Stored data:
● ● ●
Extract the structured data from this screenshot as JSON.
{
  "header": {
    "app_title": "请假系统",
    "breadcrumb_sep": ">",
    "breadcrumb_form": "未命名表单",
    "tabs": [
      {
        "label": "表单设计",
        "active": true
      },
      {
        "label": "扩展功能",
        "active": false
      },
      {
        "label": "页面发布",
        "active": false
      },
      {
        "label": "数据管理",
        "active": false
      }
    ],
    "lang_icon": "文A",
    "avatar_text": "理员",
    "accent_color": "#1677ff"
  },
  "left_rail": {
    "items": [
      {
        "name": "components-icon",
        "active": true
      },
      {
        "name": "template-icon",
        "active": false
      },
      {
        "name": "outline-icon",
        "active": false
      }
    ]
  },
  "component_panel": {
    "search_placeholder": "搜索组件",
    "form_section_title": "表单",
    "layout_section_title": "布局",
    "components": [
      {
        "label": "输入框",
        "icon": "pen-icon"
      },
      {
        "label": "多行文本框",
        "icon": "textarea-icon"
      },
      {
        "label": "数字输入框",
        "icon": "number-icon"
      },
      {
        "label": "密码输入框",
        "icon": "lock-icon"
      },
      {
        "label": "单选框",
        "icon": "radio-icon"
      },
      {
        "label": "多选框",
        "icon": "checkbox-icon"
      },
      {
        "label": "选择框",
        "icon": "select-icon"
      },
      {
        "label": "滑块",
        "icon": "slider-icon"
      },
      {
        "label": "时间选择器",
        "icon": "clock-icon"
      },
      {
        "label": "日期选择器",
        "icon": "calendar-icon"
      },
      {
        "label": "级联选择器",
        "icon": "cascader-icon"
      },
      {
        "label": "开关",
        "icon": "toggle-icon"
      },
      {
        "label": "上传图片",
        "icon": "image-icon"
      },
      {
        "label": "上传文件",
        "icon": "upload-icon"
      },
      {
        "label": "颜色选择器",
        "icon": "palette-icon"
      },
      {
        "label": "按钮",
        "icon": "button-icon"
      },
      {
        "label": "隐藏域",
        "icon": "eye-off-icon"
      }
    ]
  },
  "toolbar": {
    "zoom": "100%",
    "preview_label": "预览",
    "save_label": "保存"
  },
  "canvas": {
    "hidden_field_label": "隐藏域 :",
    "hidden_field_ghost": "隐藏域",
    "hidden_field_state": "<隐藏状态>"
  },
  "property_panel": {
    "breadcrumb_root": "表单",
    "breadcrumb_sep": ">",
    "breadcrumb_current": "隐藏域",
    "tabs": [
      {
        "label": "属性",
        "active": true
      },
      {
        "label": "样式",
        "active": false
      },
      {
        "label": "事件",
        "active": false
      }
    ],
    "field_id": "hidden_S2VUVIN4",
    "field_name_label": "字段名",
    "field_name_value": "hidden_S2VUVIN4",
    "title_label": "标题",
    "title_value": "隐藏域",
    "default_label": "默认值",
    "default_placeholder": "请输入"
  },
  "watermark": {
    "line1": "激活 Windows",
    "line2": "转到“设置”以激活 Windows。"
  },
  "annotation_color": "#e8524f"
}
● ● ●
▶ [Short task]:
All of the material above needs to be retyped word for word.

▶ [Solution]:
Extract the structured data from this screenshot as JSON.
{
  "header": {
    "app_title": "请假系统",
    "breadcrumb_sep": ">",
    "breadcrumb_form": "未命名表单",
    "tabs": [
      {
        "label": "表单设计",
        "active": true
      },
      {
        "label": "扩展功能",
        "active": false
      },
      {
        "label": "页面发布",
        "active": false
      },
      {
        "label": "数据管理",
        "active": false
      }
    ],
    "lang_icon": "文A",
    "avatar_text": "理员",
    "accent_color": "#1677ff"
  },
  "left_rail": {
    "items": [
      {
        "name": "components-icon",
        "active": true
      },
      {
        "name": "template-icon",
        "active": false
      },
      {
        "name": "outline-icon",
        "active": false
      }
    ]
  },
  "component_panel": {
    "search_placeholder": "搜索组件",
    "form_section_title": "表单",
    "layout_section_title": "布局",
    "components": [
      {
        "label": "输入框",
        "icon": "pen-icon"
      },
      {
        "label": "多行文本框",
        "icon": "textarea-icon"
      },
      {
        "label": "数字输入框",
        "icon": "number-icon"
      },
      {
        "label": "密码输入框",
        "icon": "lock-icon"
      },
      {
        "label": "单选框",
        "icon": "radio-icon"
      },
      {
        "label": "多选框",
        "icon": "checkbox-icon"
      },
      {
        "label": "选择框",
        "icon": "select-icon"
      },
      {
        "label": "滑块",
        "icon": "slider-icon"
      },
      {
        "label": "时间选择器",
        "icon": "clock-icon"
      },
      {
        "label": "日期选择器",
        "icon": "calendar-icon"
      },
      {
        "label": "级联选择器",
        "icon": "cascader-icon"
      },
      {
        "label": "开关",
        "icon": "toggle-icon"
      },
      {
        "label": "上传图片",
        "icon": "image-icon"
      },
      {
        "label": "上传文件",
        "icon": "upload-icon"
      },
      {
        "label": "颜色选择器",
        "icon": "palette-icon"
      },
      {
        "label": "按钮",
        "icon": "button-icon"
      },
      {
        "label": "隐藏域",
        "icon": "eye-off-icon"
      }
    ]
  },
  "toolbar": {
    "zoom": "100%",
    "preview_label": "预览",
    "save_label": "保存"
  },
  "canvas": {
    "hidden_field_label": "隐藏域 :",
    "hidden_field_ghost": "隐藏域",
    "hidden_field_state": "<隐藏状态>"
  },
  "property_panel": {
    "breadcrumb_root": "表单",
    "breadcrumb_sep": ">",
    "breadcrumb_current": "隐藏域",
    "tabs": [
      {
        "label": "属性",
        "active": true
      },
      {
        "label": "样式",
        "active": false
      },
      {
        "label": "事件",
        "active": false
      }
    ],
    "field_id": "hidden_S2VUVIN4",
    "field_name_label": "字段名",
    "field_name_value": "hidden_S2VUVIN4",
    "title_label": "标题",
    "title_value": "隐藏域",
    "default_label": "默认值",
    "default_placeholder": "请输入"
  },
  "watermark": {
    "line1": "激活 Windows",
    "line2": "转到“设置”以激活 Windows。"
  },
  "annotation_color": "#e8524f"
}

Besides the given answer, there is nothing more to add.